::: Exercise data

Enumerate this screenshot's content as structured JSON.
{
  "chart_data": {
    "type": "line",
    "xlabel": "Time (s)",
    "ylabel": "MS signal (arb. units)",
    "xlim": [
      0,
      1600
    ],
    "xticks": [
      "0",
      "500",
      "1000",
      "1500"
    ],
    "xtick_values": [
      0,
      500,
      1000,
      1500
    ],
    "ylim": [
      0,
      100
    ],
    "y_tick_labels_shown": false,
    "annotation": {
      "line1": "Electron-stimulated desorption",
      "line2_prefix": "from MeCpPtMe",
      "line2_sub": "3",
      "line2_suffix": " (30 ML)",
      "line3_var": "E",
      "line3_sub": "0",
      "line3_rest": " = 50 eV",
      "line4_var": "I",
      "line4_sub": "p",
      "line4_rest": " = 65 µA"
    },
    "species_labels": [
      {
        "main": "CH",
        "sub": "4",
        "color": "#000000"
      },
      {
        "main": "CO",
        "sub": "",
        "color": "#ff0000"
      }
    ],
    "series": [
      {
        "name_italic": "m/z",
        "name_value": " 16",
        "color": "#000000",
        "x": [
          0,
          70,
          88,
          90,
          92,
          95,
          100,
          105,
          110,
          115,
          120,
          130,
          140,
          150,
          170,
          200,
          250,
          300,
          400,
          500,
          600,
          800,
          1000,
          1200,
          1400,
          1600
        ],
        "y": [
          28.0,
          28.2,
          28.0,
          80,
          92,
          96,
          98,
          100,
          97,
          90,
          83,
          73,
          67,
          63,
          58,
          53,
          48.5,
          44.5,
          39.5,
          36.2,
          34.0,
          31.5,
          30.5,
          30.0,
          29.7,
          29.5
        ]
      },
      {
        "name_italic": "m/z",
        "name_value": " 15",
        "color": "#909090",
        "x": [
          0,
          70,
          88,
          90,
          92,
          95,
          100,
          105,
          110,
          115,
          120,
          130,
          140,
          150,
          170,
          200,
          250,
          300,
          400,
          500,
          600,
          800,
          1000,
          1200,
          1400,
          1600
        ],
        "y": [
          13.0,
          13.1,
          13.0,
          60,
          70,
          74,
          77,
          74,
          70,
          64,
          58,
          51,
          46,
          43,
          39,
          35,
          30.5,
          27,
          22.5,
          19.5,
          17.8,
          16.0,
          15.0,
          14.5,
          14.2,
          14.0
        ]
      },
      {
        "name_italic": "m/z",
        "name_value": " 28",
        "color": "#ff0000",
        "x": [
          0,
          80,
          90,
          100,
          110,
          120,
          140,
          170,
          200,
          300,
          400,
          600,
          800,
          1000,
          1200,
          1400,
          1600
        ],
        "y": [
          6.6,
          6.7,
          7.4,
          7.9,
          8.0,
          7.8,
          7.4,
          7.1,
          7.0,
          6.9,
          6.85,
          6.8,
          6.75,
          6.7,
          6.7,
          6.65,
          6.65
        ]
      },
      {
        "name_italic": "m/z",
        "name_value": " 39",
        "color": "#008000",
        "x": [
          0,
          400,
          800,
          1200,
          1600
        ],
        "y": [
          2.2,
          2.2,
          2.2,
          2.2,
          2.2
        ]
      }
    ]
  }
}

::::::

What you need to do –
Your task is to extract all of the records exactly.

Result –
Enumerate this screenshot's content as structured JSON.
{
  "chart_data": {
    "type": "line",
    "xlabel": "Time (s)",
    "ylabel": "MS signal (arb. units)",
    "xlim": [
      0,
      1600
    ],
    "xticks": [
      "0",
      "500",
      "1000",
      "1500"
    ],
    "xtick_values": [
      0,
      500,
      1000,
      1500
    ],
    "ylim": [
      0,
      100
    ],
    "y_tick_labels_shown": false,
    "annotation": {
      "line1": "Electron-stimulated desorption",
      "line2_prefix": "from MeCpPtMe",
      "line2_sub": "3",
      "line2_suffix": " (30 ML)",
      "line3_var": "E",
      "line3_sub": "0",
      "line3_rest": " = 50 eV",
      "line4_var": "I",
      "line4_sub": "p",
      "line4_rest": " = 65 µA"
    },
    "species_labels": [
      {
        "main": "CH",
        "sub": "4",
        "color": "#000000"
      },
      {
        "main": "CO",
        "sub": "",
        "color": "#ff0000"
      }
    ],
    "series": [
      {
        "name_italic": "m/z",
        "name_value": " 16",
        "color": "#000000",
        "x": [
          0,
          70,
          88,
          90,
          92,
          95,
          100,
          105,
          110,
          115,
          120,
          130,
          140,
          150,
          170,
          200,
          250,
          300,
          400,
          500,
          600,
          800,
          1000,
          1200,
          1400,
          1600
        ],
        "y": [
          28.0,
          28.2,
          28.0,
          80,
          92,
          96,
          98,
          100,
          97,
          90,
          83,
          73,
          67,
          63,
          58,
          53,
          48.5,
          44.5,
          39.5,
          36.2,
          34.0,
          31.5,
          30.5,
          30.0,
          29.7,
          29.5
        ]
      },
      {
        "name_italic": "m/z",
        "name_value": " 15",
        "color": "#909090",
        "x": [
          0,
          70,
          88,
          90,
          92,
          95,
          100,
          105,
          110,
          115,
          120,
          130,
          140,
          150,
          170,
          200,
          250,
          300,
          400,
          500,
          600,
          800,
          1000,
          1200,
          1400,
          1600
        ],
        "y": [
          13.0,
          13.1,
          13.0,
          60,
          70,
          74,
          77,
          74,
          70,
          64,
          58,
          51,
          46,
          43,
          39,
          35,
          30.5,
          27,
          22.5,
          19.5,
          17.8,
          16.0,
          15.0,
          14.5,
          14.2,
          14.0
        ]
      },
      {
        "name_italic": "m/z",
        "name_value": " 28",
        "color": "#ff0000",
        "x": [
          0,
          80,
          90,
          100,
          110,
          120,
          140,
          170,
          200,
          300,
          400,
          600,
          800,
          1000,
          1200,
          1400,
          1600
        ],
        "y": [
          6.6,
          6.7,
          7.4,
          7.9,
          8.0,
          7.8,
          7.4,
          7.1,
          7.0,
          6.9,
          6.85,
          6.8,
          6.75,
          6.7,
          6.7,
          6.65,
          6.65
        ]
      },
      {
        "name_italic": "m/z",
        "name_value": " 39",
        "color": "#008000",
        "x": [
          0,
          400,
          800,
          1200,
          1600
        ],
        "y": [
          2.2,
          2.2,
          2.2,
          2.2,
          2.2
        ]
      }
    ]
  }
}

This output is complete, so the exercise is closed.